Aim of the task :: Images should be left out, and everything else in the listing reproduced exactly.

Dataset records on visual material

------

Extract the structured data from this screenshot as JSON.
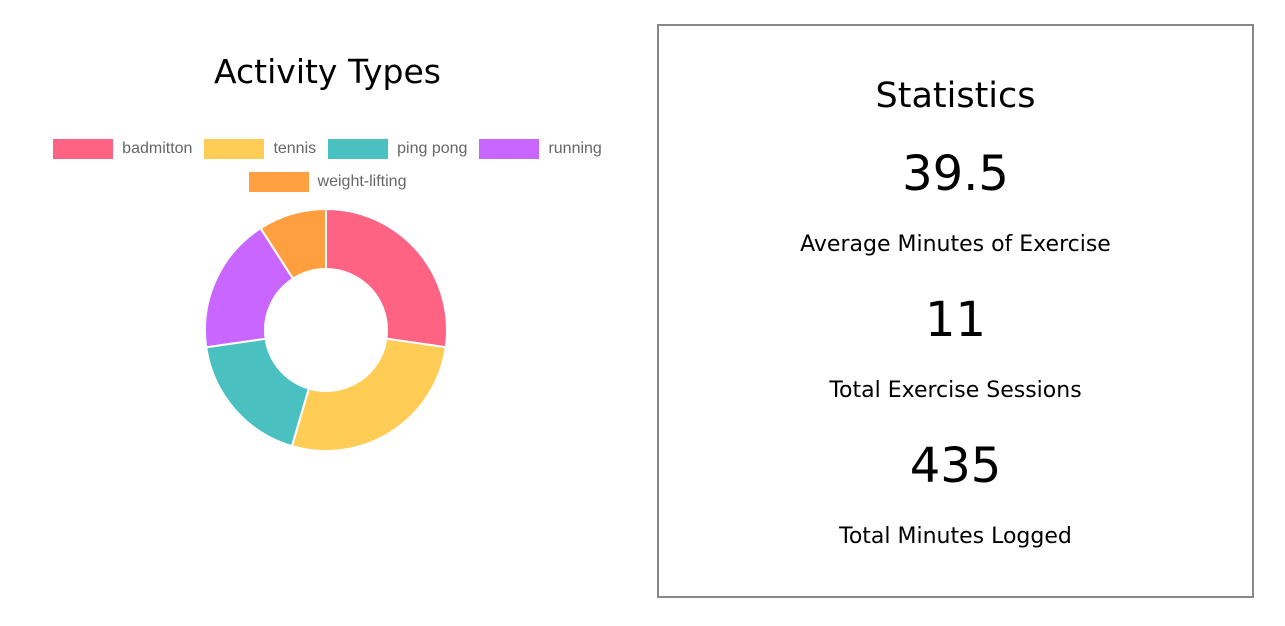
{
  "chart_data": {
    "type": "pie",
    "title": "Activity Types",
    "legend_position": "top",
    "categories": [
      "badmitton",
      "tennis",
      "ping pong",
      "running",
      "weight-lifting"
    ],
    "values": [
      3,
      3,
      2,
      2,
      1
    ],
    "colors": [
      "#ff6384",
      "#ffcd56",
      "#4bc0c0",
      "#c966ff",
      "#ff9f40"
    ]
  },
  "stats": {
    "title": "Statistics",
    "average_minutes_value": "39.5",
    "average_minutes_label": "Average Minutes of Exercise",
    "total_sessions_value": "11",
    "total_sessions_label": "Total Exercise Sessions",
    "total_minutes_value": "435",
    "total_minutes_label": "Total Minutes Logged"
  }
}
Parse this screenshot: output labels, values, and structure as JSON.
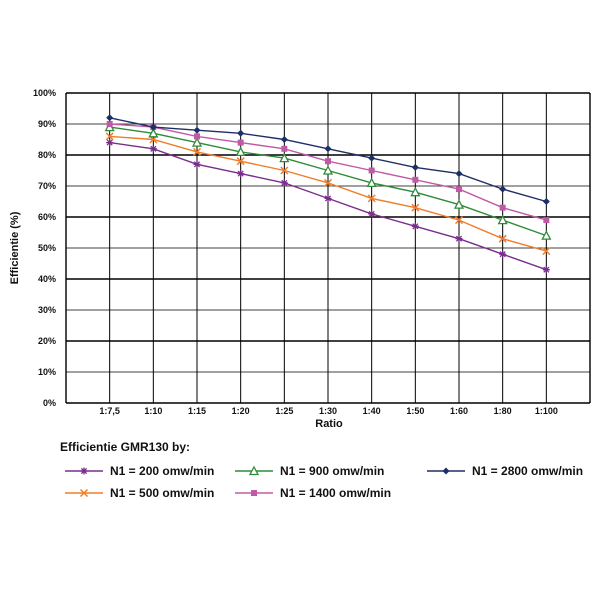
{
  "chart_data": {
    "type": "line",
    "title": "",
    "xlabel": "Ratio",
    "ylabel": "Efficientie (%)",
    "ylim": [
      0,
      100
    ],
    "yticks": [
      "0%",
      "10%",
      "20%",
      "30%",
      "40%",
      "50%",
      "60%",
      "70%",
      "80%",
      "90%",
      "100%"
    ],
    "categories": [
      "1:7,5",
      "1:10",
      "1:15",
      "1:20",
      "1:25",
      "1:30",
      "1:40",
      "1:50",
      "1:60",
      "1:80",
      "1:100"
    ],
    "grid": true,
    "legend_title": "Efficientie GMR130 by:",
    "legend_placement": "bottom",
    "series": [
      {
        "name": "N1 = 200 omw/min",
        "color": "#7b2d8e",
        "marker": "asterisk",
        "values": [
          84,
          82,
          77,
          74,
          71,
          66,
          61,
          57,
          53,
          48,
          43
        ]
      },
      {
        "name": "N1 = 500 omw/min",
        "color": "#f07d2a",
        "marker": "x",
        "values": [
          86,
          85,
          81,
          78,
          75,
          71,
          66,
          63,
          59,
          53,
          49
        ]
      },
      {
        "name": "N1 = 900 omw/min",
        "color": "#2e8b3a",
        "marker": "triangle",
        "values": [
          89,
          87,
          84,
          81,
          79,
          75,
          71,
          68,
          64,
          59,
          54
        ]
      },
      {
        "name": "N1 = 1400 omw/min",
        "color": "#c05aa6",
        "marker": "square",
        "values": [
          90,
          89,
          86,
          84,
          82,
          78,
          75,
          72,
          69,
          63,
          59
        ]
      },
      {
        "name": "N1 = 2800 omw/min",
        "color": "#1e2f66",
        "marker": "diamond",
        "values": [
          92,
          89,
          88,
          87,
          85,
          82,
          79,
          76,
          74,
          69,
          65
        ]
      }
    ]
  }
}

------

Result of the task ::
Extract the structured data from this screenshot as JSON.
{
  "chart_data": {
    "type": "pie",
    "title": "Activity Types",
    "legend_position": "top",
    "categories": [
      "badmitton",
      "tennis",
      "ping pong",
      "running",
      "weight-lifting"
    ],
    "values": [
      3,
      3,
      2,
      2,
      1
    ],
    "colors": [
      "#ff6384",
      "#ffcd56",
      "#4bc0c0",
      "#c966ff",
      "#ff9f40"
    ]
  },
  "stats": {
    "title": "Statistics",
    "average_minutes_value": "39.5",
    "average_minutes_label": "Average Minutes of Exercise",
    "total_sessions_value": "11",
    "total_sessions_label": "Total Exercise Sessions",
    "total_minutes_value": "435",
    "total_minutes_label": "Total Minutes Logged"
  }
}
Parse this screenshot: output labels, values, and structure as JSON.
{
  "chart_data": {
    "type": "line",
    "title": "",
    "xlabel": "Ratio",
    "ylabel": "Efficientie (%)",
    "ylim": [
      0,
      100
    ],
    "yticks": [
      "0%",
      "10%",
      "20%",
      "30%",
      "40%",
      "50%",
      "60%",
      "70%",
      "80%",
      "90%",
      "100%"
    ],
    "categories": [
      "1:7,5",
      "1:10",
      "1:15",
      "1:20",
      "1:25",
      "1:30",
      "1:40",
      "1:50",
      "1:60",
      "1:80",
      "1:100"
    ],
    "grid": true,
    "legend_title": "Efficientie GMR130 by:",
    "legend_placement": "bottom",
    "series": [
      {
        "name": "N1 = 200 omw/min",
        "color": "#7b2d8e",
        "marker": "asterisk",
        "values": [
          84,
          82,
          77,
          74,
          71,
          66,
          61,
          57,
          53,
          48,
          43
        ]
      },
      {
        "name": "N1 = 500 omw/min",
        "color": "#f07d2a",
        "marker": "x",
        "values": [
          86,
          85,
          81,
          78,
          75,
          71,
          66,
          63,
          59,
          53,
          49
        ]
      },
      {
        "name": "N1 = 900 omw/min",
        "color": "#2e8b3a",
        "marker": "triangle",
        "values": [
          89,
          87,
          84,
          81,
          79,
          75,
          71,
          68,
          64,
          59,
          54
        ]
      },
      {
        "name": "N1 = 1400 omw/min",
        "color": "#c05aa6",
        "marker": "square",
        "values": [
          90,
          89,
          86,
          84,
          82,
          78,
          75,
          72,
          69,
          63,
          59
        ]
      },
      {
        "name": "N1 = 2800 omw/min",
        "color": "#1e2f66",
        "marker": "diamond",
        "values": [
          92,
          89,
          88,
          87,
          85,
          82,
          79,
          76,
          74,
          69,
          65
        ]
      }
    ]
  }
}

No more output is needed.